* [Work instructions]:
Leave out the pictures and copy the remaining records exactly.

* [Provided records]:

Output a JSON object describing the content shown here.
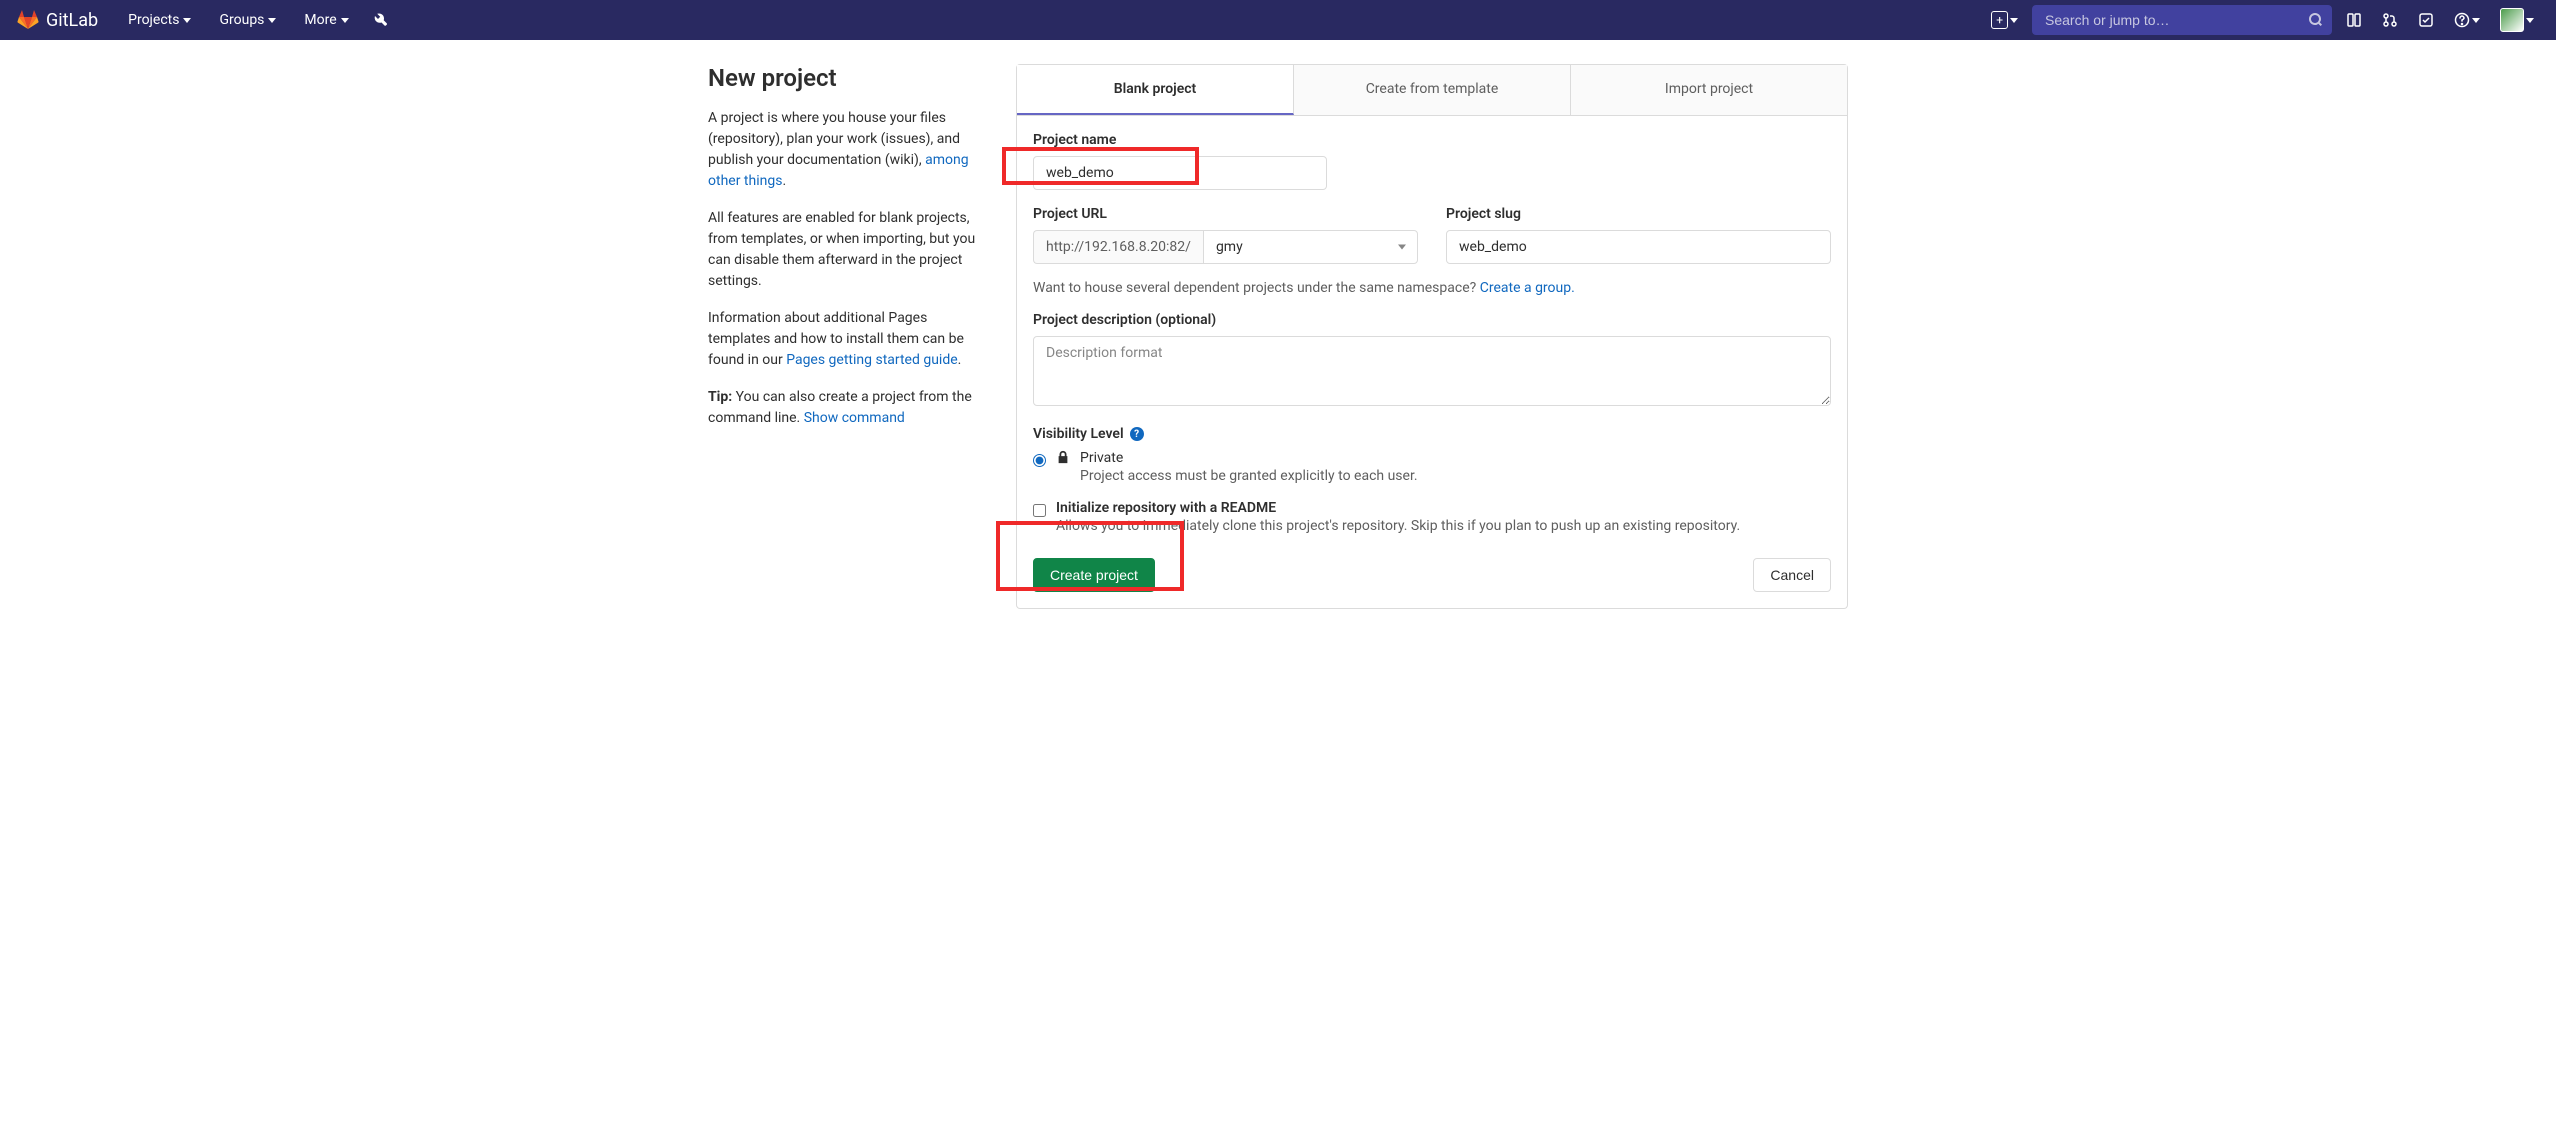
{
  "header": {
    "brand": "GitLab",
    "nav": {
      "projects": "Projects",
      "groups": "Groups",
      "more": "More"
    },
    "search_placeholder": "Search or jump to…"
  },
  "sidebar": {
    "title": "New project",
    "p1_a": "A project is where you house your files (repository), plan your work (issues), and publish your documentation (wiki), ",
    "p1_link": "among other things",
    "p1_b": ".",
    "p2": "All features are enabled for blank projects, from templates, or when importing, but you can disable them afterward in the project settings.",
    "p3_a": "Information about additional Pages templates and how to install them can be found in our ",
    "p3_link": "Pages getting started guide",
    "p3_b": ".",
    "p4_tip": "Tip:",
    "p4_a": " You can also create a project from the command line. ",
    "p4_link": "Show command"
  },
  "tabs": {
    "blank": "Blank project",
    "template": "Create from template",
    "import": "Import project"
  },
  "form": {
    "name_label": "Project name",
    "name_value": "web_demo",
    "url_label": "Project URL",
    "url_prefix": "http://192.168.8.20:82/",
    "url_namespace": "gmy",
    "slug_label": "Project slug",
    "slug_value": "web_demo",
    "namespace_hint_a": "Want to house several dependent projects under the same namespace? ",
    "namespace_hint_link": "Create a group.",
    "desc_label": "Project description (optional)",
    "desc_placeholder": "Description format",
    "visibility_label": "Visibility Level",
    "private_title": "Private",
    "private_desc": "Project access must be granted explicitly to each user.",
    "readme_title": "Initialize repository with a README",
    "readme_desc": "Allows you to immediately clone this project's repository. Skip this if you plan to push up an existing repository.",
    "create_btn": "Create project",
    "cancel_btn": "Cancel"
  }
}
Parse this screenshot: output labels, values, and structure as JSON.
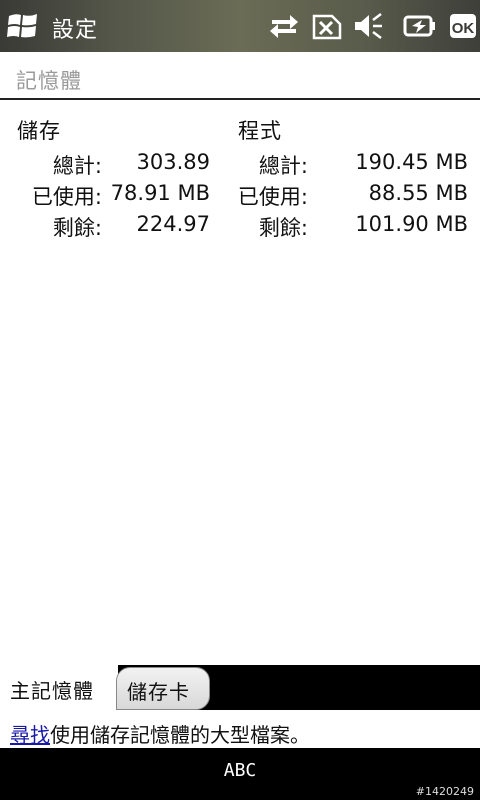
{
  "titlebar": {
    "title": "設定",
    "icons": [
      "windows-start-icon",
      "data-transfer-icon",
      "no-sim-icon",
      "speaker-muted-icon",
      "battery-charging-icon",
      "ok-icon"
    ],
    "ok_label": "OK"
  },
  "section": {
    "title": "記憶體"
  },
  "storage": {
    "heading": "儲存",
    "total_label": "總計:",
    "total_value": "303.89",
    "used_label": "已使用:",
    "used_value": "78.91 MB",
    "free_label": "剩餘:",
    "free_value": "224.97"
  },
  "program": {
    "heading": "程式",
    "total_label": "總計:",
    "total_value": "190.45 MB",
    "used_label": "已使用:",
    "used_value": "88.55 MB",
    "free_label": "剩餘:",
    "free_value": "101.90 MB"
  },
  "tabs": [
    {
      "label": "主記憶體",
      "active": true
    },
    {
      "label": "儲存卡",
      "active": false
    }
  ],
  "info": {
    "link_text": "尋找",
    "rest_text": "使用儲存記憶體的大型檔案。"
  },
  "softkeys": {
    "sip_label": "ABC"
  },
  "watermark": "#1420249"
}
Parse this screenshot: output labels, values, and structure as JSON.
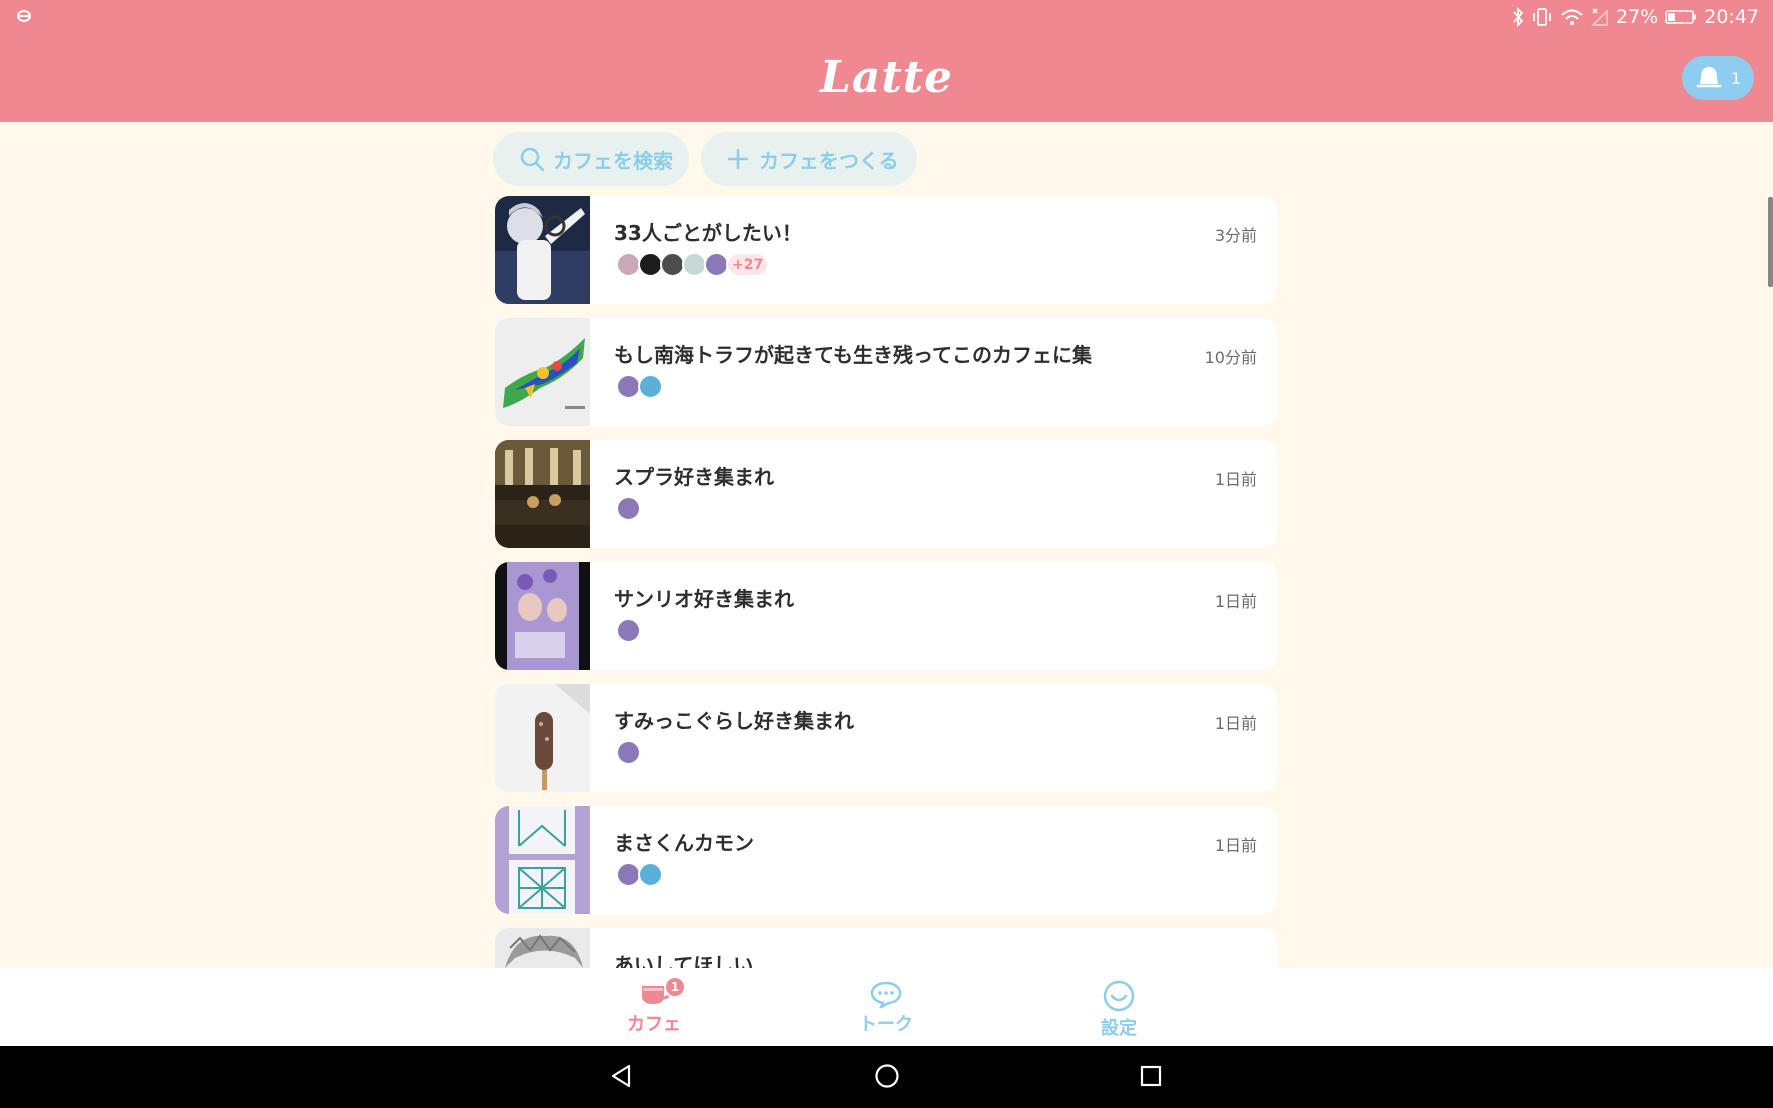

* [Correct response]:
Output a JSON object describing the content shown here.
{
  "header": {
    "brand": "GitLab",
    "nav": {
      "projects": "Projects",
      "groups": "Groups",
      "more": "More"
    },
    "search_placeholder": "Search or jump to…"
  },
  "sidebar": {
    "title": "New project",
    "p1_a": "A project is where you house your files (repository), plan your work (issues), and publish your documentation (wiki), ",
    "p1_link": "among other things",
    "p1_b": ".",
    "p2": "All features are enabled for blank projects, from templates, or when importing, but you can disable them afterward in the project settings.",
    "p3_a": "Information about additional Pages templates and how to install them can be found in our ",
    "p3_link": "Pages getting started guide",
    "p3_b": ".",
    "p4_tip": "Tip:",
    "p4_a": " You can also create a project from the command line. ",
    "p4_link": "Show command"
  },
  "tabs": {
    "blank": "Blank project",
    "template": "Create from template",
    "import": "Import project"
  },
  "form": {
    "name_label": "Project name",
    "name_value": "web_demo",
    "url_label": "Project URL",
    "url_prefix": "http://192.168.8.20:82/",
    "url_namespace": "gmy",
    "slug_label": "Project slug",
    "slug_value": "web_demo",
    "namespace_hint_a": "Want to house several dependent projects under the same namespace? ",
    "namespace_hint_link": "Create a group.",
    "desc_label": "Project description (optional)",
    "desc_placeholder": "Description format",
    "visibility_label": "Visibility Level",
    "private_title": "Private",
    "private_desc": "Project access must be granted explicitly to each user.",
    "readme_title": "Initialize repository with a README",
    "readme_desc": "Allows you to immediately clone this project's repository. Skip this if you plan to push up an existing repository.",
    "create_btn": "Create project",
    "cancel_btn": "Cancel"
  }
}
Parse this screenshot: output labels, values, and structure as JSON.
{
  "titlebar": {
    "title": "設定",
    "icons": [
      "windows-start-icon",
      "data-transfer-icon",
      "no-sim-icon",
      "speaker-muted-icon",
      "battery-charging-icon",
      "ok-icon"
    ],
    "ok_label": "OK"
  },
  "section": {
    "title": "記憶體"
  },
  "storage": {
    "heading": "儲存",
    "total_label": "總計:",
    "total_value": "303.89",
    "used_label": "已使用:",
    "used_value": "78.91 MB",
    "free_label": "剩餘:",
    "free_value": "224.97"
  },
  "program": {
    "heading": "程式",
    "total_label": "總計:",
    "total_value": "190.45 MB",
    "used_label": "已使用:",
    "used_value": "88.55 MB",
    "free_label": "剩餘:",
    "free_value": "101.90 MB"
  },
  "tabs": [
    {
      "label": "主記憶體",
      "active": true
    },
    {
      "label": "儲存卡",
      "active": false
    }
  ],
  "info": {
    "link_text": "尋找",
    "rest_text": "使用儲存記憶體的大型檔案。"
  },
  "softkeys": {
    "sip_label": "ABC"
  },
  "watermark": "#1420249"
}
Parse this screenshot: output labels, values, and structure as JSON.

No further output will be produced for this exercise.